- Objective: Take every line that has the string "Строительство" and copy it out.

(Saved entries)
★ ★ ★ ★ ★

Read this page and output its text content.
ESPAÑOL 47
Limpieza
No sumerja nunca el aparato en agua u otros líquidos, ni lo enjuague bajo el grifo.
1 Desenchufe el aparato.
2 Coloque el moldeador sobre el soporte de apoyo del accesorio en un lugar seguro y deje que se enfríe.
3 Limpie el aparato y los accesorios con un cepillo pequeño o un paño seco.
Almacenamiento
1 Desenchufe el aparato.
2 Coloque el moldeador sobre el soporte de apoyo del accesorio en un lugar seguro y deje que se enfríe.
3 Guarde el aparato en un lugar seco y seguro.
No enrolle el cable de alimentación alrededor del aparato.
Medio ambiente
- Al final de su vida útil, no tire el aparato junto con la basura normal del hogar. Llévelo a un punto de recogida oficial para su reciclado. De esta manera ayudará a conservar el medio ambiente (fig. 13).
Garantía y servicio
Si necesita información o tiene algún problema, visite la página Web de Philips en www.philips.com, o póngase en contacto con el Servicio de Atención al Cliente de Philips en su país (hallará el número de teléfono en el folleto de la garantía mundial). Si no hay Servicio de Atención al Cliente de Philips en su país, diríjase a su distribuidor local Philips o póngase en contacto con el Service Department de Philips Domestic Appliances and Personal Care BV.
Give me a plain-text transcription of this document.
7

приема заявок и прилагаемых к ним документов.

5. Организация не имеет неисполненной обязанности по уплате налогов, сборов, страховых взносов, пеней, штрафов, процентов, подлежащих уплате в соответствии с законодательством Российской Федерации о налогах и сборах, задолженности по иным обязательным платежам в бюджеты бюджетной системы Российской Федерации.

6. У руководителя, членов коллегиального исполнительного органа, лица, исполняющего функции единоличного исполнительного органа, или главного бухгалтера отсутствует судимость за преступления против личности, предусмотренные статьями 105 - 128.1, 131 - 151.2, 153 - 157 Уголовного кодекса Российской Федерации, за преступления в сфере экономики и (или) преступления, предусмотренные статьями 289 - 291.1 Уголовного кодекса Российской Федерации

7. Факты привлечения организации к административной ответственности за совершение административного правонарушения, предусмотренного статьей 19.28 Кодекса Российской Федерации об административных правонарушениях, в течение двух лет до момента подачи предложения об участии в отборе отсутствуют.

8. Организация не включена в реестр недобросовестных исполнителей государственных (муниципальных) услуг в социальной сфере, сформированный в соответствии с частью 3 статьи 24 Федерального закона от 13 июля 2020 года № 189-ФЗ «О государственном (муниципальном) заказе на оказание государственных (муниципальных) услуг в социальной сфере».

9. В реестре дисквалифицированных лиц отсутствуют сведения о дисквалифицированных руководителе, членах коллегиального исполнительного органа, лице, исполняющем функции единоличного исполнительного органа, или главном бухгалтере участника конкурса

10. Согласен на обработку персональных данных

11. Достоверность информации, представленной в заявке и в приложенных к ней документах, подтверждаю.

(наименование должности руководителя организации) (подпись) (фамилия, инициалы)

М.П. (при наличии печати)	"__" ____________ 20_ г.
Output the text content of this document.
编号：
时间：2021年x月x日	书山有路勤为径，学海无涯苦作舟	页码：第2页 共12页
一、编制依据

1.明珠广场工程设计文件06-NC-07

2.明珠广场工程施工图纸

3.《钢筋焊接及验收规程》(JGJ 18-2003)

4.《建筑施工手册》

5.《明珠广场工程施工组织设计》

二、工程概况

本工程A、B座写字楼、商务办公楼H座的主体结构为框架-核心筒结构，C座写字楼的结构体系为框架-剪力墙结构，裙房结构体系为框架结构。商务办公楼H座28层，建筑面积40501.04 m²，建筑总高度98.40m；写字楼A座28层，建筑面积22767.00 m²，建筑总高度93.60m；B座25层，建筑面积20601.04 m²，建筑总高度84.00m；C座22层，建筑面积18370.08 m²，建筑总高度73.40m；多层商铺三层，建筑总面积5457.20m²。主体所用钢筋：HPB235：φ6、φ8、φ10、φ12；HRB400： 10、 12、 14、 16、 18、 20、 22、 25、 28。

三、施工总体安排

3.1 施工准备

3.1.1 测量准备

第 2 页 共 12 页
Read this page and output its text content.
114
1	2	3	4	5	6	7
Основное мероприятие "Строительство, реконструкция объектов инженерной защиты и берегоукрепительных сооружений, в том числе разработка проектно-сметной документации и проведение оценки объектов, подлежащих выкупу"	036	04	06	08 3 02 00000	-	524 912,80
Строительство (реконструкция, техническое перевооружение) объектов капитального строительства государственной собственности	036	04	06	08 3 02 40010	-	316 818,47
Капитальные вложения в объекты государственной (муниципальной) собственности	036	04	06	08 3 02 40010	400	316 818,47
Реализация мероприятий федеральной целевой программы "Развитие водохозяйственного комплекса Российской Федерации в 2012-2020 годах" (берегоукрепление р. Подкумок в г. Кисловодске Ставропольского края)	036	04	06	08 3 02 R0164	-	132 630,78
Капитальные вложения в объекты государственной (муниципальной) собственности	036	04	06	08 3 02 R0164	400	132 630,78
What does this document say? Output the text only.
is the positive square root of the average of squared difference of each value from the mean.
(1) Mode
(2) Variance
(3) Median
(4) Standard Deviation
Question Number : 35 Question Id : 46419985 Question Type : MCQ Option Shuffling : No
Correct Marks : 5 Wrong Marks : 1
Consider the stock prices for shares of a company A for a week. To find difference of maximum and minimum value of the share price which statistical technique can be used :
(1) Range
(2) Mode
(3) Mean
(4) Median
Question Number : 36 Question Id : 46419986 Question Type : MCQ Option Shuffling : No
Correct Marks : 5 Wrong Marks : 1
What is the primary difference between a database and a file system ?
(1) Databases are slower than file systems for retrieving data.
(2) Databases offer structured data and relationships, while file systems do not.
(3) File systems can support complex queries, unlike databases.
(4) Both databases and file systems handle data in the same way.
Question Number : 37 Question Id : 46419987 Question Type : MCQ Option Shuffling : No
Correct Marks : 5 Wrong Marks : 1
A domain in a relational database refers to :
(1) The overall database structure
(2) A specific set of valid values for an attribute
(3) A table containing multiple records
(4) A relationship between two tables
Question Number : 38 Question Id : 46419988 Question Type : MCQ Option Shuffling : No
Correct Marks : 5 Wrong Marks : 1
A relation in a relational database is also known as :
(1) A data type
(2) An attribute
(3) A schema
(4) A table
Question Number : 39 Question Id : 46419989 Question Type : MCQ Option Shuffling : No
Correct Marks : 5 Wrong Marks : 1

★ ★ ★ ★ ★

- Reply:
Основное мероприятие "Строительство, реконструкция объектов инженерной защиты и берегоукрепительных сооружений, в том числе разработка проектно-сметной документации и проведение оценки объектов, подлежащих выкупу"	036	04	06	08 3 02 00000	-	524 912,80
Строительство (реконструкция, техническое перевооружение) объектов капитального строительства государственной собственности	036	04	06	08 3 02 40010	-	316 818,47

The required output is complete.